## [BRIEF]
Quote the full listing word for word.

## [EXTRACTED RECORDS]
--- start ---

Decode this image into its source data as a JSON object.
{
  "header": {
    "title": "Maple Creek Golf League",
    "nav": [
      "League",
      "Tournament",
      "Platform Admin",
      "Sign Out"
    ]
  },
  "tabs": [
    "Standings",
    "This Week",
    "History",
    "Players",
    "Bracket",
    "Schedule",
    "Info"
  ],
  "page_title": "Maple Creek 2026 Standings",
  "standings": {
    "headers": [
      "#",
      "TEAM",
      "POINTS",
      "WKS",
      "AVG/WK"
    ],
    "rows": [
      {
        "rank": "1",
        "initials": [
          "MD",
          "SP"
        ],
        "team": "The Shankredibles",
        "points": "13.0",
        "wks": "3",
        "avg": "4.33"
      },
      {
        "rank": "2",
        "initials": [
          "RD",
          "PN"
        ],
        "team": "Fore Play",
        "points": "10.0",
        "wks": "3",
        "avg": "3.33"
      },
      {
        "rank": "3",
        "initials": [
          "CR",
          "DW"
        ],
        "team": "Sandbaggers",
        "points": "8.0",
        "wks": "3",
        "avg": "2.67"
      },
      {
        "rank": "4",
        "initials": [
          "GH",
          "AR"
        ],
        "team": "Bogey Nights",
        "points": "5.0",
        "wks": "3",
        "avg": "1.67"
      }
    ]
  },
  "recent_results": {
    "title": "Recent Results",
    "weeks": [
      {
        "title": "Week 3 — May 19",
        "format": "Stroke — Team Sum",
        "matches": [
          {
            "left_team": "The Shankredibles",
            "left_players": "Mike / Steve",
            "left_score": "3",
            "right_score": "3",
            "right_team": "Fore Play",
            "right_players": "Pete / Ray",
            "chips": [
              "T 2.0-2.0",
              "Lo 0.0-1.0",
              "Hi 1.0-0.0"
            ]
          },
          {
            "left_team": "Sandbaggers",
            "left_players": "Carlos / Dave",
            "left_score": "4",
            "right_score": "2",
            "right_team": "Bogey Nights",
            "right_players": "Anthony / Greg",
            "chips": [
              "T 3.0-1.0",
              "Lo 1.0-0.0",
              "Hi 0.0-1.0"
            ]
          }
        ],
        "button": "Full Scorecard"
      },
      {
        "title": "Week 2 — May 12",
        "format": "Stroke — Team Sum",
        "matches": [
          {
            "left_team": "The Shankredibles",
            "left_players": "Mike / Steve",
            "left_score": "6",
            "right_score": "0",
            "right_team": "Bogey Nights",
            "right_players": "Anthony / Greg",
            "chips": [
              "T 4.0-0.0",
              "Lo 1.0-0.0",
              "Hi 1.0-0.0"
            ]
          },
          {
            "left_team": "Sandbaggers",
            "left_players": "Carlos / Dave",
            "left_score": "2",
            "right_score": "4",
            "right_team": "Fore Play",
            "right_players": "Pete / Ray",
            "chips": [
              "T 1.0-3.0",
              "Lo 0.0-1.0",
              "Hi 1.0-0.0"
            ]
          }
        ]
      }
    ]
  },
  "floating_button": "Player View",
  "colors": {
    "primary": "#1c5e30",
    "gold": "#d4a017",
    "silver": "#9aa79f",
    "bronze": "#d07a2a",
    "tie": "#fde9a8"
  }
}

--- end ---

## [OUTPUT FOR THIS TASK]
Decode this image into its source data as a JSON object.
{
  "header": {
    "title": "Maple Creek Golf League",
    "nav": [
      "League",
      "Tournament",
      "Platform Admin",
      "Sign Out"
    ]
  },
  "tabs": [
    "Standings",
    "This Week",
    "History",
    "Players",
    "Bracket",
    "Schedule",
    "Info"
  ],
  "page_title": "Maple Creek 2026 Standings",
  "standings": {
    "headers": [
      "#",
      "TEAM",
      "POINTS",
      "WKS",
      "AVG/WK"
    ],
    "rows": [
      {
        "rank": "1",
        "initials": [
          "MD",
          "SP"
        ],
        "team": "The Shankredibles",
        "points": "13.0",
        "wks": "3",
        "avg": "4.33"
      },
      {
        "rank": "2",
        "initials": [
          "RD",
          "PN"
        ],
        "team": "Fore Play",
        "points": "10.0",
        "wks": "3",
        "avg": "3.33"
      },
      {
        "rank": "3",
        "initials": [
          "CR",
          "DW"
        ],
        "team": "Sandbaggers",
        "points": "8.0",
        "wks": "3",
        "avg": "2.67"
      },
      {
        "rank": "4",
        "initials": [
          "GH",
          "AR"
        ],
        "team": "Bogey Nights",
        "points": "5.0",
        "wks": "3",
        "avg": "1.67"
      }
    ]
  },
  "recent_results": {
    "title": "Recent Results",
    "weeks": [
      {
        "title": "Week 3 — May 19",
        "format": "Stroke — Team Sum",
        "matches": [
          {
            "left_team": "The Shankredibles",
            "left_players": "Mike / Steve",
            "left_score": "3",
            "right_score": "3",
            "right_team": "Fore Play",
            "right_players": "Pete / Ray",
            "chips": [
              "T 2.0-2.0",
              "Lo 0.0-1.0",
              "Hi 1.0-0.0"
            ]
          },
          {
            "left_team": "Sandbaggers",
            "left_players": "Carlos / Dave",
            "left_score": "4",
            "right_score": "2",
            "right_team": "Bogey Nights",
            "right_players": "Anthony / Greg",
            "chips": [
              "T 3.0-1.0",
              "Lo 1.0-0.0",
              "Hi 0.0-1.0"
            ]
          }
        ],
        "button": "Full Scorecard"
      },
      {
        "title": "Week 2 — May 12",
        "format": "Stroke — Team Sum",
        "matches": [
          {
            "left_team": "The Shankredibles",
            "left_players": "Mike / Steve",
            "left_score": "6",
            "right_score": "0",
            "right_team": "Bogey Nights",
            "right_players": "Anthony / Greg",
            "chips": [
              "T 4.0-0.0",
              "Lo 1.0-0.0",
              "Hi 1.0-0.0"
            ]
          },
          {
            "left_team": "Sandbaggers",
            "left_players": "Carlos / Dave",
            "left_score": "2",
            "right_score": "4",
            "right_team": "Fore Play",
            "right_players": "Pete / Ray",
            "chips": [
              "T 1.0-3.0",
              "Lo 0.0-1.0",
              "Hi 1.0-0.0"
            ]
          }
        ]
      }
    ]
  },
  "floating_button": "Player View",
  "colors": {
    "primary": "#1c5e30",
    "gold": "#d4a017",
    "silver": "#9aa79f",
    "bronze": "#d07a2a",
    "tie": "#fde9a8"
  }
}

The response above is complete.